--- begin ---
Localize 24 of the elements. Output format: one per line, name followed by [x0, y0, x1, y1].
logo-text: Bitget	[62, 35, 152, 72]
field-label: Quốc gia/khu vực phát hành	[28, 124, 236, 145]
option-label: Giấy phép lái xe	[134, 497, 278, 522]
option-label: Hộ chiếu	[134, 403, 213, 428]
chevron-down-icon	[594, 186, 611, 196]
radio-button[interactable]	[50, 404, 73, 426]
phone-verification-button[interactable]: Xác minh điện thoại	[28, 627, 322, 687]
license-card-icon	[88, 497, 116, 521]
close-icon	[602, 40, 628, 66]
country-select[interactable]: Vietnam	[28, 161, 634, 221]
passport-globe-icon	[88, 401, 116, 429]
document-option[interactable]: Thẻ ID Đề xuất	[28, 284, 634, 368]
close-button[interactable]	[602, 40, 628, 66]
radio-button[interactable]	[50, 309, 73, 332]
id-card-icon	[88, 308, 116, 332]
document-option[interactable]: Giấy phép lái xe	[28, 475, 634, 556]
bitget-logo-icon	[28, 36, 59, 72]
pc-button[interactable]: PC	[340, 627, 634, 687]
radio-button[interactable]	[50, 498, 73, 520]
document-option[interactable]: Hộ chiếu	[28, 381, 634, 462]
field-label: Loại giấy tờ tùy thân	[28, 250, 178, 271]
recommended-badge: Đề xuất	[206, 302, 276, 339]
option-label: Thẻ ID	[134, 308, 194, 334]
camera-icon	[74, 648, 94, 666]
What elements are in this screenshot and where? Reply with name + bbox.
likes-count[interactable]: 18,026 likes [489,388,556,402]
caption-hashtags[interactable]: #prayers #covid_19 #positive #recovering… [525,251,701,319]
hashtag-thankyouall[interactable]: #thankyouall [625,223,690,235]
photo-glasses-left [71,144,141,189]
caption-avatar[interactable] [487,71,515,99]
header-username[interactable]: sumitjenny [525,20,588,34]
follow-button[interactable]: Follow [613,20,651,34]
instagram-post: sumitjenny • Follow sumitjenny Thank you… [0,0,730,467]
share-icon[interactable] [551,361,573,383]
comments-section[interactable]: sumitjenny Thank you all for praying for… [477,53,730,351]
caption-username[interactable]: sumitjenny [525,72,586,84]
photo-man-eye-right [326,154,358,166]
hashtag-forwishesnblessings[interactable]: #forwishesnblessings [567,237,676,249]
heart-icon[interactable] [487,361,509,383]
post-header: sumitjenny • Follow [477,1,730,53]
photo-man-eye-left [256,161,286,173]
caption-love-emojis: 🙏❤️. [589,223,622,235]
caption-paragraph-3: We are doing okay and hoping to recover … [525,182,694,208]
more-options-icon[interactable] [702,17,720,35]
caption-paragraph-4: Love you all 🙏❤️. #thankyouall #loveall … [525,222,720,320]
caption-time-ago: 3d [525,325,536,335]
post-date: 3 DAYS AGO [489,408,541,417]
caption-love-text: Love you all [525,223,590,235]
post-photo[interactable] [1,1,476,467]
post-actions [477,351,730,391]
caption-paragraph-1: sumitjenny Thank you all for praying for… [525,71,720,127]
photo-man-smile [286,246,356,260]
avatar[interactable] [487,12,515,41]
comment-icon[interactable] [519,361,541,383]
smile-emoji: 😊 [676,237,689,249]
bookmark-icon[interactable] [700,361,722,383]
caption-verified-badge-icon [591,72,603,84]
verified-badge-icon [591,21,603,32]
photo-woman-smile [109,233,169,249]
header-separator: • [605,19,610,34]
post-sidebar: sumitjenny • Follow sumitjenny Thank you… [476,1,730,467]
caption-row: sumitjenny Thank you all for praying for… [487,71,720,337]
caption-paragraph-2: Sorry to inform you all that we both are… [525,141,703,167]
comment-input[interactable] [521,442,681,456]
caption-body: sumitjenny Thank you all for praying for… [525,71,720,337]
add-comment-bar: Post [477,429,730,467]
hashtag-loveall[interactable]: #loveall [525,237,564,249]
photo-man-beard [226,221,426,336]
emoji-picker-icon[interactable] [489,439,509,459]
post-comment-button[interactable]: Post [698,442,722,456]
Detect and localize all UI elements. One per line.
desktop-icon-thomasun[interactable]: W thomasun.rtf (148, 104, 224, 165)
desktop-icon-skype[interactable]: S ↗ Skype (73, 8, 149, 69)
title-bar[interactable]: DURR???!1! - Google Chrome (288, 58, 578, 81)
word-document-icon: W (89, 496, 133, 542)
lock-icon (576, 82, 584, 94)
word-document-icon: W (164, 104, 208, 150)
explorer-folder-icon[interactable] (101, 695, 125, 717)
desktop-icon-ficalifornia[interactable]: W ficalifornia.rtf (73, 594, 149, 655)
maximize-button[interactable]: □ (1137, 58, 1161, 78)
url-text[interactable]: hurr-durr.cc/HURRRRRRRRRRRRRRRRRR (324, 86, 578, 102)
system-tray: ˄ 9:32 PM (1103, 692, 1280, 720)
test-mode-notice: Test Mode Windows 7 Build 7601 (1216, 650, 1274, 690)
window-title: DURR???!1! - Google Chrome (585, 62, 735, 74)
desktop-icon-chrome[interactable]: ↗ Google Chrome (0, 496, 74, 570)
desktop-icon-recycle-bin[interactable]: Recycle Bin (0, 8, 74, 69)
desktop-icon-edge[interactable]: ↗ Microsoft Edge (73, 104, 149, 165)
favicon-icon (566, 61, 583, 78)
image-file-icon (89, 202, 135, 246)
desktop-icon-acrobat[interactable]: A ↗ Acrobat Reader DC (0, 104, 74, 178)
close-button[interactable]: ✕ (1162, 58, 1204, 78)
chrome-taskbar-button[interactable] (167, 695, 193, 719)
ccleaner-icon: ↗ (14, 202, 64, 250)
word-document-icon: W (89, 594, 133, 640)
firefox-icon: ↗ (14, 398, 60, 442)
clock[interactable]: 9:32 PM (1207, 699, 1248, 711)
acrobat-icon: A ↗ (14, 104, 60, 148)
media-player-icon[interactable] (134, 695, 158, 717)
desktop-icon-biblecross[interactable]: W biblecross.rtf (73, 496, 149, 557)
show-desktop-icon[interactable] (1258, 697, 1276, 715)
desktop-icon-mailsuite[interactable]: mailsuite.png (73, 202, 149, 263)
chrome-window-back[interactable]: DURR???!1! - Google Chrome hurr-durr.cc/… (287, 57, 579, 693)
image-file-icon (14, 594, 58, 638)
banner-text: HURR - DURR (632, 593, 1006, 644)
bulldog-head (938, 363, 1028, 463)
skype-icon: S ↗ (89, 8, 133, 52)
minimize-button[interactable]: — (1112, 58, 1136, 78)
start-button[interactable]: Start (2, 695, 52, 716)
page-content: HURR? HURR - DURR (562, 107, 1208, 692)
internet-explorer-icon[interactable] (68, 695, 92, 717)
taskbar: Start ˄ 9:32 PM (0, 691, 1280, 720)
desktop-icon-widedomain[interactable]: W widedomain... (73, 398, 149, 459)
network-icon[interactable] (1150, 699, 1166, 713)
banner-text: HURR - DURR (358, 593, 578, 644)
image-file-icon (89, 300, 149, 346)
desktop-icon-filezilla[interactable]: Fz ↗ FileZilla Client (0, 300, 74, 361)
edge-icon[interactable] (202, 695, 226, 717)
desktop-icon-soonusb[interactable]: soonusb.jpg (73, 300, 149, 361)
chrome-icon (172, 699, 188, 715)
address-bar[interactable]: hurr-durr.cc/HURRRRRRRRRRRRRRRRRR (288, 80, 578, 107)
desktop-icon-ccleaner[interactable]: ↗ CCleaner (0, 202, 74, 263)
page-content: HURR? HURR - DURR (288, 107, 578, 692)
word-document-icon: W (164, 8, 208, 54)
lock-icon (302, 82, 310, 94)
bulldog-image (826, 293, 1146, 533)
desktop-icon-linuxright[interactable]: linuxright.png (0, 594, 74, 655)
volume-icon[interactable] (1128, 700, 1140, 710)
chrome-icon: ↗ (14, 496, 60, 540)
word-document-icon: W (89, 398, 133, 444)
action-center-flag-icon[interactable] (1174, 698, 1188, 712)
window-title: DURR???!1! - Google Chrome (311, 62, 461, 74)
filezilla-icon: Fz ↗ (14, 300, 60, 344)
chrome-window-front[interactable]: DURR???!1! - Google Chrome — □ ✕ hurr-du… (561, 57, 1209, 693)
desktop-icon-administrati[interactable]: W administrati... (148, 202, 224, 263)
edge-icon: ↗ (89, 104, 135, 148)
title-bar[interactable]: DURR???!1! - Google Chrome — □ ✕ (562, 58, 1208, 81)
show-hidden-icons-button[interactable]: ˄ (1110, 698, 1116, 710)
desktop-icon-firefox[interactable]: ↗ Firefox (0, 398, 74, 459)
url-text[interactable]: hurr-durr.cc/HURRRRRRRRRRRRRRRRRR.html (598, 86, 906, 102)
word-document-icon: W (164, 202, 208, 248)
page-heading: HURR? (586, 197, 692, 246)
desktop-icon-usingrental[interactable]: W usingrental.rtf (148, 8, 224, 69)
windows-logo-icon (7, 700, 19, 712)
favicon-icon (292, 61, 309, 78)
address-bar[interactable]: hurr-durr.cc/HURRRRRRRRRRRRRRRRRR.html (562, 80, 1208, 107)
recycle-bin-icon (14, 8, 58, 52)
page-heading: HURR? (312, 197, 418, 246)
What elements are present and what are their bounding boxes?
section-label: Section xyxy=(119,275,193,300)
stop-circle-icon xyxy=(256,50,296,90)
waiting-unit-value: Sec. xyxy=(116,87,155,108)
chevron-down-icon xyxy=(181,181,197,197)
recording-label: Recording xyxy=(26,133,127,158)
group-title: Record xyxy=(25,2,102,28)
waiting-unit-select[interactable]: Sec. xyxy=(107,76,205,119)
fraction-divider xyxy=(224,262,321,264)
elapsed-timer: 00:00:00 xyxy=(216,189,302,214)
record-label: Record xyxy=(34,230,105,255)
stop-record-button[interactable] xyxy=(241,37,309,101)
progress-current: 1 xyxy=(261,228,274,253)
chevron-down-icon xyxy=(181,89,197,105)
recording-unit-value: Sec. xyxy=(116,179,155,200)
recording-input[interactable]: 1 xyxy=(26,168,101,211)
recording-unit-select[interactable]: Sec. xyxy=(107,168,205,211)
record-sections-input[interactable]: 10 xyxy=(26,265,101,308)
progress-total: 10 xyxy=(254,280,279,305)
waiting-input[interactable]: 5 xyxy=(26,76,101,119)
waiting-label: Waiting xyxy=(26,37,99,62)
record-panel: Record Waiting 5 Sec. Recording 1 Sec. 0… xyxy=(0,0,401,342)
--- end ---
WHAT IS ASKED ->
Copy out the lines of the records from the very start through the line containing "186, 611, 196]", inclusive.

ANSWER TO THIS PROBLEM ->
Localize 24 of the elements. Output format: one per line, name followed by [x0, y0, x1, y1].
logo-text: Bitget	[62, 35, 152, 72]
field-label: Quốc gia/khu vực phát hành	[28, 124, 236, 145]
option-label: Giấy phép lái xe	[134, 497, 278, 522]
option-label: Hộ chiếu	[134, 403, 213, 428]
chevron-down-icon	[594, 186, 611, 196]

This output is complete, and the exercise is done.